In the data below, find every line that has the string "Redondo", and copy it.

(Data records)
########
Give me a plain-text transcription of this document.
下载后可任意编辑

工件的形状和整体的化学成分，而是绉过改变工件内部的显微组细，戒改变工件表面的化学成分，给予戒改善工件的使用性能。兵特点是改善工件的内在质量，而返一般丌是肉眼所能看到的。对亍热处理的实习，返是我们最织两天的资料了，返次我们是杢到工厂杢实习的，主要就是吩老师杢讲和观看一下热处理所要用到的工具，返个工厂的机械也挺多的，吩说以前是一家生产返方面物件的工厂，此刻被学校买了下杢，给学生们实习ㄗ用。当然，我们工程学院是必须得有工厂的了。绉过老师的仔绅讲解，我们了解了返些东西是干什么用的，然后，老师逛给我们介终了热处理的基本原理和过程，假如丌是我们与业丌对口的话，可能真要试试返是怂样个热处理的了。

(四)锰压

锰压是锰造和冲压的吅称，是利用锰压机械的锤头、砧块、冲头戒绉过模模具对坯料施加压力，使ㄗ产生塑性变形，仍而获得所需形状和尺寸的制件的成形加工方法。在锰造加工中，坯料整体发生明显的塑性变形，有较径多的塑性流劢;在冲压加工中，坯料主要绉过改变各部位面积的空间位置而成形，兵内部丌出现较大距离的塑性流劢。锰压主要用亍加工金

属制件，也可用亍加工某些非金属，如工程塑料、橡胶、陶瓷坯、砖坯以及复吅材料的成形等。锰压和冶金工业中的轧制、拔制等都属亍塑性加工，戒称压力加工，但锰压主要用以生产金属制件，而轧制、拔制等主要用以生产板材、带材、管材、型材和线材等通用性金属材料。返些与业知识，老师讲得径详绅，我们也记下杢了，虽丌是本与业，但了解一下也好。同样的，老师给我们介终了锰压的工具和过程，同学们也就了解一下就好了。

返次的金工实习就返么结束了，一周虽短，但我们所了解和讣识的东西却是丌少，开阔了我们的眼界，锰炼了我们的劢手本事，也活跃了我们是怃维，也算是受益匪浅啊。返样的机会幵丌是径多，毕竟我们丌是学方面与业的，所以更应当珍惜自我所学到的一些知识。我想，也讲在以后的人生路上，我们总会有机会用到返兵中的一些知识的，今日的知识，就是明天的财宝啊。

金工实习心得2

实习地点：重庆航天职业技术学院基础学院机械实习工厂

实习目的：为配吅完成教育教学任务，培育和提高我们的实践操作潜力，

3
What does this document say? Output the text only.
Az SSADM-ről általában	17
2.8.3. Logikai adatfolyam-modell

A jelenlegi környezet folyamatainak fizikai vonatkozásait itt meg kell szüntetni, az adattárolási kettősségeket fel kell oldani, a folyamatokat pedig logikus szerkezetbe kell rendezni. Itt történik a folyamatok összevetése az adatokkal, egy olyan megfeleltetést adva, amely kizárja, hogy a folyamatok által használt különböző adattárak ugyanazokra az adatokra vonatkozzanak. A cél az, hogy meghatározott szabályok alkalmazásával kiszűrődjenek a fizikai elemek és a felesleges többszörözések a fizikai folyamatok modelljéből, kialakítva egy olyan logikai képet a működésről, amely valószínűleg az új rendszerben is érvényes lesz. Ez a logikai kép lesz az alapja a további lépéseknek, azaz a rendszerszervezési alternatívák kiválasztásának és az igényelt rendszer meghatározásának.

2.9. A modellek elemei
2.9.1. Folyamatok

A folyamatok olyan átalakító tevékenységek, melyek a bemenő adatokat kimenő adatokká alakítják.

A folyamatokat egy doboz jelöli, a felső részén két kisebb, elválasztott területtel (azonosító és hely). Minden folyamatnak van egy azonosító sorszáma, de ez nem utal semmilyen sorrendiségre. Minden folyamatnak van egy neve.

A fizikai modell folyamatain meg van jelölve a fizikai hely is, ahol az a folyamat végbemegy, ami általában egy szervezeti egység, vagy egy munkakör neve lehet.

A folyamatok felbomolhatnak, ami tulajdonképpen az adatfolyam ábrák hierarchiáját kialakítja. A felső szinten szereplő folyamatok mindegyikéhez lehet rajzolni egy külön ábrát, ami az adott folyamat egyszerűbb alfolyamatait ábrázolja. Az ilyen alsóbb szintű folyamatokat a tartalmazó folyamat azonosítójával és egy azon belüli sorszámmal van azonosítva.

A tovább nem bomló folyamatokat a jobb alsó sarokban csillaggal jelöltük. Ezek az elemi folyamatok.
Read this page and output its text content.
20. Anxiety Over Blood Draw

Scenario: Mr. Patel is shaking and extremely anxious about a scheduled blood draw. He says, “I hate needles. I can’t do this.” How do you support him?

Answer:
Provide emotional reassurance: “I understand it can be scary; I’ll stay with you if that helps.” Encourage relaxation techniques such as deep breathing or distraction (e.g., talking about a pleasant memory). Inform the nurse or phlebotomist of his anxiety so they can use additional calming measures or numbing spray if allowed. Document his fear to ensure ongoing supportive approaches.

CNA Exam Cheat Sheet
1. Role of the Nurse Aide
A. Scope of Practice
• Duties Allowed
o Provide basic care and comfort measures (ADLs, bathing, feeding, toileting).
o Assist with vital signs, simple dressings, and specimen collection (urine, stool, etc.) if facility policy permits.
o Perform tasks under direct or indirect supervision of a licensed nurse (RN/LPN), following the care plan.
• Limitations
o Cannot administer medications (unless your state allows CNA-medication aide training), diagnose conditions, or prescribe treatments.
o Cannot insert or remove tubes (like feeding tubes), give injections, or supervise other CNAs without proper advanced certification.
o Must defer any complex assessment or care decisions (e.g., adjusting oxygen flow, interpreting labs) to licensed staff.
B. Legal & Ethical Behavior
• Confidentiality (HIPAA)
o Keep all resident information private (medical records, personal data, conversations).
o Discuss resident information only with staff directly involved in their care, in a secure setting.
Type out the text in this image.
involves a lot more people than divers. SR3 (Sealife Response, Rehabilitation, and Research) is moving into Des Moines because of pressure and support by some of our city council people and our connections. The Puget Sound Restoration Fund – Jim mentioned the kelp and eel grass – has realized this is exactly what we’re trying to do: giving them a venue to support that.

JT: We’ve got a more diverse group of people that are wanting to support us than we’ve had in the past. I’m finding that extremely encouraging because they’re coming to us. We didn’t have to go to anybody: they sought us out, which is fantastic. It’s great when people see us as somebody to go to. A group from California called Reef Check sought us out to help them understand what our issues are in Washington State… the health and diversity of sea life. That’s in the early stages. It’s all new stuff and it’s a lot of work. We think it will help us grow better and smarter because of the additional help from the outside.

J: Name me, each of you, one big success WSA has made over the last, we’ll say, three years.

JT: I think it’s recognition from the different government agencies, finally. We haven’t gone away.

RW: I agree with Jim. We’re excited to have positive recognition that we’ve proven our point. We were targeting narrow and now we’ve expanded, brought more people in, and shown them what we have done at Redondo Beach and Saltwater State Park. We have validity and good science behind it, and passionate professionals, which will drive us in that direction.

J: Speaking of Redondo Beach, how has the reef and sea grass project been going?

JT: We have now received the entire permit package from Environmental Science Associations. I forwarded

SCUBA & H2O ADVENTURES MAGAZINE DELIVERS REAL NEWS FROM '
########
= EXERCISE SOLUTION =
RW: I agree with Jim. We’re excited to have positive recognition that we’ve proven our point. We were targeting narrow and now we’ve expanded, brought more people in, and shown them what we have done at Redondo Beach and Saltwater State Park. We have validity and good science behind it, and passionate professionals, which will drive us in that direction.
J: Speaking of Redondo Beach, how has the reef and sea grass project been going?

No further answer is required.